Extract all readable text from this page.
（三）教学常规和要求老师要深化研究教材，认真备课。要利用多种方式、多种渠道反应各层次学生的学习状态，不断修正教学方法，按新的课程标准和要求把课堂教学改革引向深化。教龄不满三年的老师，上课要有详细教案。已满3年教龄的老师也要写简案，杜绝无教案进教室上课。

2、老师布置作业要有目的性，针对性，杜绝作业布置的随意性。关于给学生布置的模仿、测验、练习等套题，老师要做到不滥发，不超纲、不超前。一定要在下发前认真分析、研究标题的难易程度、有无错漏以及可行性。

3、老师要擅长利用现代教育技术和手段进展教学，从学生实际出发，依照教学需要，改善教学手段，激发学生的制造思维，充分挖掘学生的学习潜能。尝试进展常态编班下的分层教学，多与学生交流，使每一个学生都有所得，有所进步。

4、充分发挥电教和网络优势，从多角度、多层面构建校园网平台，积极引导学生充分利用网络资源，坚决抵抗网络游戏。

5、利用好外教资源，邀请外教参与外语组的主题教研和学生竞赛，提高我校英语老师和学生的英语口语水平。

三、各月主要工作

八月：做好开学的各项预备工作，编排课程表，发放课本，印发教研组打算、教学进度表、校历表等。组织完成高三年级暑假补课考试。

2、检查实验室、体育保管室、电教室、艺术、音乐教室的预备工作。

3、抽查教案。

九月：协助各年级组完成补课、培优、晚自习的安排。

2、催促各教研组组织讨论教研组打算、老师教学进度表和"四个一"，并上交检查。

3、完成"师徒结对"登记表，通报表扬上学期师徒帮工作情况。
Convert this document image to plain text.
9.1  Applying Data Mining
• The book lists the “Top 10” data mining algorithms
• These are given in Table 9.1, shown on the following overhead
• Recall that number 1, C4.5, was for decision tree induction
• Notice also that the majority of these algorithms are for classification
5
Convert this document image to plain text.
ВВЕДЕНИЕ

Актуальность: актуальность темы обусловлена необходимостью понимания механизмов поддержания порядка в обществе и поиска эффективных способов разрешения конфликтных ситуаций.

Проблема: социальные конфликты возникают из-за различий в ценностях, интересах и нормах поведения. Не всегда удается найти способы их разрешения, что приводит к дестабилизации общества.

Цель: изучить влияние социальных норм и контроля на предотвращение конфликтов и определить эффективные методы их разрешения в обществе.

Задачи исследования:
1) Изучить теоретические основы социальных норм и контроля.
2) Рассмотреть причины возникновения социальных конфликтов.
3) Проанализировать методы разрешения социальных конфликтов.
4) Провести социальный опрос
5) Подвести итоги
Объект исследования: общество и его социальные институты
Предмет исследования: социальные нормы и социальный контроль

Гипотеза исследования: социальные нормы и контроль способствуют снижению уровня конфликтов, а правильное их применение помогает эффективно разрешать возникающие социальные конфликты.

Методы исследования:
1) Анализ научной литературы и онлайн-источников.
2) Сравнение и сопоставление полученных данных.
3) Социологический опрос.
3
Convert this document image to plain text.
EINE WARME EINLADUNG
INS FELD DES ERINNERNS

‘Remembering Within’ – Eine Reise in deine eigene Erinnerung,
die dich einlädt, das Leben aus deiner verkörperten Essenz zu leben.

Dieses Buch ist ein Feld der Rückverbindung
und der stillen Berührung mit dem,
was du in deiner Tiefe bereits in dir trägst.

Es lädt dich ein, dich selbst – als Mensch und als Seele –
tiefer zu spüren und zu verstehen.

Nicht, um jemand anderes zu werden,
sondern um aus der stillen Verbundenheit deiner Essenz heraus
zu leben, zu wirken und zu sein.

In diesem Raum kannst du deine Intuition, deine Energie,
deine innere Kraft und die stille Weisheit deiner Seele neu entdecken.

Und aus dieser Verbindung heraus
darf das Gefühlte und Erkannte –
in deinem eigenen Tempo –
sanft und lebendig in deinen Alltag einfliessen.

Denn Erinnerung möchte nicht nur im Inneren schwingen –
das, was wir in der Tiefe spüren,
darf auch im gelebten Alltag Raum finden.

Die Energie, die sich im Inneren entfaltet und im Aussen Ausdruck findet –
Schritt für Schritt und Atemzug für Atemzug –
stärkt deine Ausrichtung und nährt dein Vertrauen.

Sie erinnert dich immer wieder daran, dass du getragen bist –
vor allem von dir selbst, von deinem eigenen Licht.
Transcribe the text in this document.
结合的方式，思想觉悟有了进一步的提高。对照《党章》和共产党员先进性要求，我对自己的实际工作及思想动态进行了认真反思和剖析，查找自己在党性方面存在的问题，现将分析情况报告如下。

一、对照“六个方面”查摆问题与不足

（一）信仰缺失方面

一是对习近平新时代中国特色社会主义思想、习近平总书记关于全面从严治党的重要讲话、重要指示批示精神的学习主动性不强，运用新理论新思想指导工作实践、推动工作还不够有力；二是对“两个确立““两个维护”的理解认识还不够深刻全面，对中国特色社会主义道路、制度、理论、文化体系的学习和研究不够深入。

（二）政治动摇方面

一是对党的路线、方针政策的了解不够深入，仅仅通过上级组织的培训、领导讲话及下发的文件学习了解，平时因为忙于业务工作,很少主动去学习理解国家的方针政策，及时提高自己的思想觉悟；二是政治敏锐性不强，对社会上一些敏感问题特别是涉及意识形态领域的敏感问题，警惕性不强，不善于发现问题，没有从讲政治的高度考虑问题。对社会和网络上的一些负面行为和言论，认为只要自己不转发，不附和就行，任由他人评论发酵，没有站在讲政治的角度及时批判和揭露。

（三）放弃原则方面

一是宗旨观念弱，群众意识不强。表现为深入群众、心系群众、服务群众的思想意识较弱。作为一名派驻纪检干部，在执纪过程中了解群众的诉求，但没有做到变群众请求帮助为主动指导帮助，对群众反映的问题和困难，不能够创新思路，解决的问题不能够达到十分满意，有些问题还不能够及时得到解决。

★ ★ ★ ★

PROBLEM REQUIREMENTS:
Take the records above and return them exactly as written.

THE SOLUTION:
Extract all readable text from this page.
（三）教学常规和要求老师要深化研究教材，认真备课。要利用多种方式、多种渠道反应各层次学生的学习状态，不断修正教学方法，按新的课程标准和要求把课堂教学改革引向深化。教龄不满三年的老师，上课要有详细教案。已满3年教龄的老师也要写简案，杜绝无教案进教室上课。

2、老师布置作业要有目的性，针对性，杜绝作业布置的随意性。关于给学生布置的模仿、测验、练习等套题，老师要做到不滥发，不超纲、不超前。一定要在下发前认真分析、研究标题的难易程度、有无错漏以及可行性。

3、老师要擅长利用现代教育技术和手段进展教学，从学生实际出发，依照教学需要，改善教学手段，激发学生的制造思维，充分挖掘学生的学习潜能。尝试进展常态编班下的分层教学，多与学生交流，使每一个学生都有所得，有所进步。

4、充分发挥电教和网络优势，从多角度、多层面构建校园网平台，积极引导学生充分利用网络资源，坚决抵抗网络游戏。

5、利用好外教资源，邀请外教参与外语组的主题教研和学生竞赛，提高我校英语老师和学生的英语口语水平。

三、各月主要工作

八月：做好开学的各项预备工作，编排课程表，发放课本，印发教研组打算、教学进度表、校历表等。组织完成高三年级暑假补课考试。

2、检查实验室、体育保管室、电教室、艺术、音乐教室的预备工作。

3、抽查教案。

九月：协助各年级组完成补课、培优、晚自习的安排。

2、催促各教研组组织讨论教研组打算、老师教学进度表和"四个一"，并上交检查。

3、完成"师徒结对"登记表，通报表扬上学期师徒帮工作情况。
Convert this document image to plain text.
9.1  Applying Data Mining
• The book lists the “Top 10” data mining algorithms
• These are given in Table 9.1, shown on the following overhead
• Recall that number 1, C4.5, was for decision tree induction
• Notice also that the majority of these algorithms are for classification
5
Convert this document image to plain text.
ВВЕДЕНИЕ

Актуальность: актуальность темы обусловлена необходимостью понимания механизмов поддержания порядка в обществе и поиска эффективных способов разрешения конфликтных ситуаций.

Проблема: социальные конфликты возникают из-за различий в ценностях, интересах и нормах поведения. Не всегда удается найти способы их разрешения, что приводит к дестабилизации общества.

Цель: изучить влияние социальных норм и контроля на предотвращение конфликтов и определить эффективные методы их разрешения в обществе.

Задачи исследования:
1) Изучить теоретические основы социальных норм и контроля.
2) Рассмотреть причины возникновения социальных конфликтов.
3) Проанализировать методы разрешения социальных конфликтов.
4) Провести социальный опрос
5) Подвести итоги
Объект исследования: общество и его социальные институты
Предмет исследования: социальные нормы и социальный контроль

Гипотеза исследования: социальные нормы и контроль способствуют снижению уровня конфликтов, а правильное их применение помогает эффективно разрешать возникающие социальные конфликты.

Методы исследования:
1) Анализ научной литературы и онлайн-источников.
2) Сравнение и сопоставление полученных данных.
3) Социологический опрос.
3
Convert this document image to plain text.
EINE WARME EINLADUNG
INS FELD DES ERINNERNS

‘Remembering Within’ – Eine Reise in deine eigene Erinnerung,
die dich einlädt, das Leben aus deiner verkörperten Essenz zu leben.

Dieses Buch ist ein Feld der Rückverbindung
und der stillen Berührung mit dem,
was du in deiner Tiefe bereits in dir trägst.

Es lädt dich ein, dich selbst – als Mensch und als Seele –
tiefer zu spüren und zu verstehen.

Nicht, um jemand anderes zu werden,
sondern um aus der stillen Verbundenheit deiner Essenz heraus
zu leben, zu wirken und zu sein.

In diesem Raum kannst du deine Intuition, deine Energie,
deine innere Kraft und die stille Weisheit deiner Seele neu entdecken.

Und aus dieser Verbindung heraus
darf das Gefühlte und Erkannte –
in deinem eigenen Tempo –
sanft und lebendig in deinen Alltag einfliessen.

Denn Erinnerung möchte nicht nur im Inneren schwingen –
das, was wir in der Tiefe spüren,
darf auch im gelebten Alltag Raum finden.

Die Energie, die sich im Inneren entfaltet und im Aussen Ausdruck findet –
Schritt für Schritt und Atemzug für Atemzug –
stärkt deine Ausrichtung und nährt dein Vertrauen.

Sie erinnert dich immer wieder daran, dass du getragen bist –
vor allem von dir selbst, von deinem eigenen Licht.
Transcribe the text in this document.
结合的方式，思想觉悟有了进一步的提高。对照《党章》和共产党员先进性要求，我对自己的实际工作及思想动态进行了认真反思和剖析，查找自己在党性方面存在的问题，现将分析情况报告如下。

一、对照“六个方面”查摆问题与不足

（一）信仰缺失方面

一是对习近平新时代中国特色社会主义思想、习近平总书记关于全面从严治党的重要讲话、重要指示批示精神的学习主动性不强，运用新理论新思想指导工作实践、推动工作还不够有力；二是对“两个确立““两个维护”的理解认识还不够深刻全面，对中国特色社会主义道路、制度、理论、文化体系的学习和研究不够深入。

（二）政治动摇方面

一是对党的路线、方针政策的了解不够深入，仅仅通过上级组织的培训、领导讲话及下发的文件学习了解，平时因为忙于业务工作,很少主动去学习理解国家的方针政策，及时提高自己的思想觉悟；二是政治敏锐性不强，对社会上一些敏感问题特别是涉及意识形态领域的敏感问题，警惕性不强，不善于发现问题，没有从讲政治的高度考虑问题。对社会和网络上的一些负面行为和言论，认为只要自己不转发，不附和就行，任由他人评论发酵，没有站在讲政治的角度及时批判和揭露。

（三）放弃原则方面

一是宗旨观念弱，群众意识不强。表现为深入群众、心系群众、服务群众的思想意识较弱。作为一名派驻纪检干部，在执纪过程中了解群众的诉求，但没有做到变群众请求帮助为主动指导帮助，对群众反映的问题和困难，不能够创新思路，解决的问题不能够达到十分满意，有些问题还不能够及时得到解决。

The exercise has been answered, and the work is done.